Output the lines that follow exactly as they are.

Rows from a dataset:
* begin *

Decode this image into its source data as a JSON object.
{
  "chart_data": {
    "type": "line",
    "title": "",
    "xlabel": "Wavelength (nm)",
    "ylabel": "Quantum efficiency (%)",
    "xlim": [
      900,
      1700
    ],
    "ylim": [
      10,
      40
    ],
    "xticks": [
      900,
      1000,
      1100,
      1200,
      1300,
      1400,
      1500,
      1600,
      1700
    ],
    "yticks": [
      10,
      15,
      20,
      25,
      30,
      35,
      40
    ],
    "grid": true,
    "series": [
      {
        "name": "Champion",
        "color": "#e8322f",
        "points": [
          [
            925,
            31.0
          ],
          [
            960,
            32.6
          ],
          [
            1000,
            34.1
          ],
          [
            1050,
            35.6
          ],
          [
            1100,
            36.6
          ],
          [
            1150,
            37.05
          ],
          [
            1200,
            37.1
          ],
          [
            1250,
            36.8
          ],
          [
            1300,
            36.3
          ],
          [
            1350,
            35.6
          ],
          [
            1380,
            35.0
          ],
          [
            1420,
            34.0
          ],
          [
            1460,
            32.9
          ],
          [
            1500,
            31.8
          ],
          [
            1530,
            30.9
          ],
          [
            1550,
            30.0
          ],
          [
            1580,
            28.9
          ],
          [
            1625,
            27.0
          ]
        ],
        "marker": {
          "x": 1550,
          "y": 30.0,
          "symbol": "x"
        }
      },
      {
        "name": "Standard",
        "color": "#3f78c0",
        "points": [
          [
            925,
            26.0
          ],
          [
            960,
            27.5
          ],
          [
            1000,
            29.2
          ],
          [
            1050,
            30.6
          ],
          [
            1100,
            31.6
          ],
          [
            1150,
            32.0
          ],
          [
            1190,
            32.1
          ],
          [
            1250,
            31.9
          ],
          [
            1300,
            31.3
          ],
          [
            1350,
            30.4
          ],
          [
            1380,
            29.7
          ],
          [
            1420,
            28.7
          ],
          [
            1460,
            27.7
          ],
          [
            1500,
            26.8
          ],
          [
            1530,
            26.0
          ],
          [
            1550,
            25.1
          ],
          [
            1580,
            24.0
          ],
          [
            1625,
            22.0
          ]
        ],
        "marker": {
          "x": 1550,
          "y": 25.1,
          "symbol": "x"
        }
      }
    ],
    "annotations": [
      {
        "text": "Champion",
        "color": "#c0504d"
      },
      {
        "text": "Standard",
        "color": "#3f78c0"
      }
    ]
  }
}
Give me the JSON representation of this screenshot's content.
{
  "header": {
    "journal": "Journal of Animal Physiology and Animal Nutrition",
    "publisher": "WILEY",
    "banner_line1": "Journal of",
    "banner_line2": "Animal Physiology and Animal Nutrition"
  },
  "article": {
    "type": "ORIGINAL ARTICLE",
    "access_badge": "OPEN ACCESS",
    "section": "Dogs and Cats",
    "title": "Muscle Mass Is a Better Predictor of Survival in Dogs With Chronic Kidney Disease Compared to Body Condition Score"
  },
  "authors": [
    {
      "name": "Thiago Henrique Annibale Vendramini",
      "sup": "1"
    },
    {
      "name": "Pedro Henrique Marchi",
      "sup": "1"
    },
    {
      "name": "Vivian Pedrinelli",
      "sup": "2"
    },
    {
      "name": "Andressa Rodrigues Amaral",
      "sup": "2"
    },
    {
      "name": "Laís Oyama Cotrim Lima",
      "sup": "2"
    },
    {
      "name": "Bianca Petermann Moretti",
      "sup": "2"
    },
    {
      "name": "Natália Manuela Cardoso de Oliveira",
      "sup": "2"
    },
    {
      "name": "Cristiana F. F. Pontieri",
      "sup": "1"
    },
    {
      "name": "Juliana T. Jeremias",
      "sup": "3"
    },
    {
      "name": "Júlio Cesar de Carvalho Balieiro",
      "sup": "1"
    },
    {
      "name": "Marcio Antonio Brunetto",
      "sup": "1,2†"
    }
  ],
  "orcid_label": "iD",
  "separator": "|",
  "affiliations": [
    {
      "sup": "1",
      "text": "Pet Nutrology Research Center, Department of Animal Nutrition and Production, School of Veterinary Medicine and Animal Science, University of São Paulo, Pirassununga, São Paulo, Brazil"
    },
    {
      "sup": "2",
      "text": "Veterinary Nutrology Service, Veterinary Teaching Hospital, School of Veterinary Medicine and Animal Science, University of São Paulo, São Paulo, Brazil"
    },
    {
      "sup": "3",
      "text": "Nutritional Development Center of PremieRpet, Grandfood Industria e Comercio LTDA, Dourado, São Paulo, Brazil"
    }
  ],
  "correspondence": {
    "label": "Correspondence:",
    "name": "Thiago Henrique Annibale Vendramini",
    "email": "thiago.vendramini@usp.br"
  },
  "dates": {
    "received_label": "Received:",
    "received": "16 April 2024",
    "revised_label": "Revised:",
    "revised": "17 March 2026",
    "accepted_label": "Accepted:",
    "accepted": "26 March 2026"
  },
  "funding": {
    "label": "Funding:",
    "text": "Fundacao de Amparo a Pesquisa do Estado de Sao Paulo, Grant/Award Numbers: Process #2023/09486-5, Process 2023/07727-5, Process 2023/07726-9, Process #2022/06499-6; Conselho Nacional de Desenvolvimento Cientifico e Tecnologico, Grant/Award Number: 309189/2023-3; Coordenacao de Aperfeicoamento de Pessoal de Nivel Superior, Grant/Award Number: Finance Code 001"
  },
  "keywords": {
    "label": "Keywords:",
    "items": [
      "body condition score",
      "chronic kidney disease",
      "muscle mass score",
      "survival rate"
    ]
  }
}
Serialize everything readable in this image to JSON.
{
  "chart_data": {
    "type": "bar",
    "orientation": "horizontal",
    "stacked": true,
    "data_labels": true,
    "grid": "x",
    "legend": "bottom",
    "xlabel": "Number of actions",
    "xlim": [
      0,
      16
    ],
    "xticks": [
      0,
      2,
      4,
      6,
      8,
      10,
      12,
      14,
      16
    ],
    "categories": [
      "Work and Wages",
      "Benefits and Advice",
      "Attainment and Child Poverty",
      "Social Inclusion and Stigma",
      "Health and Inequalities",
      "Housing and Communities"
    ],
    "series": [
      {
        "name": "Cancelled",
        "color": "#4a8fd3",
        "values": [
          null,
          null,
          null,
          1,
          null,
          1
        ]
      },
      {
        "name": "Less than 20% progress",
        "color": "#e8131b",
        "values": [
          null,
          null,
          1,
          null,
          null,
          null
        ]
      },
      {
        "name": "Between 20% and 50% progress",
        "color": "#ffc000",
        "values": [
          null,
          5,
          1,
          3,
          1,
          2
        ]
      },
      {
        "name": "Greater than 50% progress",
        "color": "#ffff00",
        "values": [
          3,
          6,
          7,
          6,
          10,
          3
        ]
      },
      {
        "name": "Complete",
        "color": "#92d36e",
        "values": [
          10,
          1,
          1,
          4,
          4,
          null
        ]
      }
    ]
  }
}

* end *

The answer
Decode this image into its source data as a JSON object.
{
  "chart_data": {
    "type": "line",
    "title": "",
    "xlabel": "Wavelength (nm)",
    "ylabel": "Quantum efficiency (%)",
    "xlim": [
      900,
      1700
    ],
    "ylim": [
      10,
      40
    ],
    "xticks": [
      900,
      1000,
      1100,
      1200,
      1300,
      1400,
      1500,
      1600,
      1700
    ],
    "yticks": [
      10,
      15,
      20,
      25,
      30,
      35,
      40
    ],
    "grid": true,
    "series": [
      {
        "name": "Champion",
        "color": "#e8322f",
        "points": [
          [
            925,
            31.0
          ],
          [
            960,
            32.6
          ],
          [
            1000,
            34.1
          ],
          [
            1050,
            35.6
          ],
          [
            1100,
            36.6
          ],
          [
            1150,
            37.05
          ],
          [
            1200,
            37.1
          ],
          [
            1250,
            36.8
          ],
          [
            1300,
            36.3
          ],
          [
            1350,
            35.6
          ],
          [
            1380,
            35.0
          ],
          [
            1420,
            34.0
          ],
          [
            1460,
            32.9
          ],
          [
            1500,
            31.8
          ],
          [
            1530,
            30.9
          ],
          [
            1550,
            30.0
          ],
          [
            1580,
            28.9
          ],
          [
            1625,
            27.0
          ]
        ],
        "marker": {
          "x": 1550,
          "y": 30.0,
          "symbol": "x"
        }
      },
      {
        "name": "Standard",
        "color": "#3f78c0",
        "points": [
          [
            925,
            26.0
          ],
          [
            960,
            27.5
          ],
          [
            1000,
            29.2
          ],
          [
            1050,
            30.6
          ],
          [
            1100,
            31.6
          ],
          [
            1150,
            32.0
          ],
          [
            1190,
            32.1
          ],
          [
            1250,
            31.9
          ],
          [
            1300,
            31.3
          ],
          [
            1350,
            30.4
          ],
          [
            1380,
            29.7
          ],
          [
            1420,
            28.7
          ],
          [
            1460,
            27.7
          ],
          [
            1500,
            26.8
          ],
          [
            1530,
            26.0
          ],
          [
            1550,
            25.1
          ],
          [
            1580,
            24.0
          ],
          [
            1625,
            22.0
          ]
        ],
        "marker": {
          "x": 1550,
          "y": 25.1,
          "symbol": "x"
        }
      }
    ],
    "annotations": [
      {
        "text": "Champion",
        "color": "#c0504d"
      },
      {
        "text": "Standard",
        "color": "#3f78c0"
      }
    ]
  }
}
Give me the JSON representation of this screenshot's content.
{
  "header": {
    "journal": "Journal of Animal Physiology and Animal Nutrition",
    "publisher": "WILEY",
    "banner_line1": "Journal of",
    "banner_line2": "Animal Physiology and Animal Nutrition"
  },
  "article": {
    "type": "ORIGINAL ARTICLE",
    "access_badge": "OPEN ACCESS",
    "section": "Dogs and Cats",
    "title": "Muscle Mass Is a Better Predictor of Survival in Dogs With Chronic Kidney Disease Compared to Body Condition Score"
  },
  "authors": [
    {
      "name": "Thiago Henrique Annibale Vendramini",
      "sup": "1"
    },
    {
      "name": "Pedro Henrique Marchi",
      "sup": "1"
    },
    {
      "name": "Vivian Pedrinelli",
      "sup": "2"
    },
    {
      "name": "Andressa Rodrigues Amaral",
      "sup": "2"
    },
    {
      "name": "Laís Oyama Cotrim Lima",
      "sup": "2"
    },
    {
      "name": "Bianca Petermann Moretti",
      "sup": "2"
    },
    {
      "name": "Natália Manuela Cardoso de Oliveira",
      "sup": "2"
    },
    {
      "name": "Cristiana F. F. Pontieri",
      "sup": "1"
    },
    {
      "name": "Juliana T. Jeremias",
      "sup": "3"
    },
    {
      "name": "Júlio Cesar de Carvalho Balieiro",
      "sup": "1"
    },
    {
      "name": "Marcio Antonio Brunetto",
      "sup": "1,2†"
    }
  ],
  "orcid_label": "iD",
  "separator": "|",
  "affiliations": [
    {
      "sup": "1",
      "text": "Pet Nutrology Research Center, Department of Animal Nutrition and Production, School of Veterinary Medicine and Animal Science, University of São Paulo, Pirassununga, São Paulo, Brazil"
    },
    {
      "sup": "2",
      "text": "Veterinary Nutrology Service, Veterinary Teaching Hospital, School of Veterinary Medicine and Animal Science, University of São Paulo, São Paulo, Brazil"
    },
    {
      "sup": "3",
      "text": "Nutritional Development Center of PremieRpet, Grandfood Industria e Comercio LTDA, Dourado, São Paulo, Brazil"
    }
  ],
  "correspondence": {
    "label": "Correspondence:",
    "name": "Thiago Henrique Annibale Vendramini",
    "email": "thiago.vendramini@usp.br"
  },
  "dates": {
    "received_label": "Received:",
    "received": "16 April 2024",
    "revised_label": "Revised:",
    "revised": "17 March 2026",
    "accepted_label": "Accepted:",
    "accepted": "26 March 2026"
  },
  "funding": {
    "label": "Funding:",
    "text": "Fundacao de Amparo a Pesquisa do Estado de Sao Paulo, Grant/Award Numbers: Process #2023/09486-5, Process 2023/07727-5, Process 2023/07726-9, Process #2022/06499-6; Conselho Nacional de Desenvolvimento Cientifico e Tecnologico, Grant/Award Number: 309189/2023-3; Coordenacao de Aperfeicoamento de Pessoal de Nivel Superior, Grant/Award Number: Finance Code 001"
  },
  "keywords": {
    "label": "Keywords:",
    "items": [
      "body condition score",
      "chronic kidney disease",
      "muscle mass score",
      "survival rate"
    ]
  }
}
Serialize everything readable in this image to JSON.
{
  "chart_data": {
    "type": "bar",
    "orientation": "horizontal",
    "stacked": true,
    "data_labels": true,
    "grid": "x",
    "legend": "bottom",
    "xlabel": "Number of actions",
    "xlim": [
      0,
      16
    ],
    "xticks": [
      0,
      2,
      4,
      6,
      8,
      10,
      12,
      14,
      16
    ],
    "categories": [
      "Work and Wages",
      "Benefits and Advice",
      "Attainment and Child Poverty",
      "Social Inclusion and Stigma",
      "Health and Inequalities",
      "Housing and Communities"
    ],
    "series": [
      {
        "name": "Cancelled",
        "color": "#4a8fd3",
        "values": [
          null,
          null,
          null,
          1,
          null,
          1
        ]
      },
      {
        "name": "Less than 20% progress",
        "color": "#e8131b",
        "values": [
          null,
          null,
          1,
          null,
          null,
          null
        ]
      },
      {
        "name": "Between 20% and 50% progress",
        "color": "#ffc000",
        "values": [
          null,
          5,
          1,
          3,
          1,
          2
        ]
      },
      {
        "name": "Greater than 50% progress",
        "color": "#ffff00",
        "values": [
          3,
          6,
          7,
          6,
          10,
          3
        ]
      },
      {
        "name": "Complete",
        "color": "#92d36e",
        "values": [
          10,
          1,
          1,
          4,
          4,
          null
        ]
      }
    ]
  }
}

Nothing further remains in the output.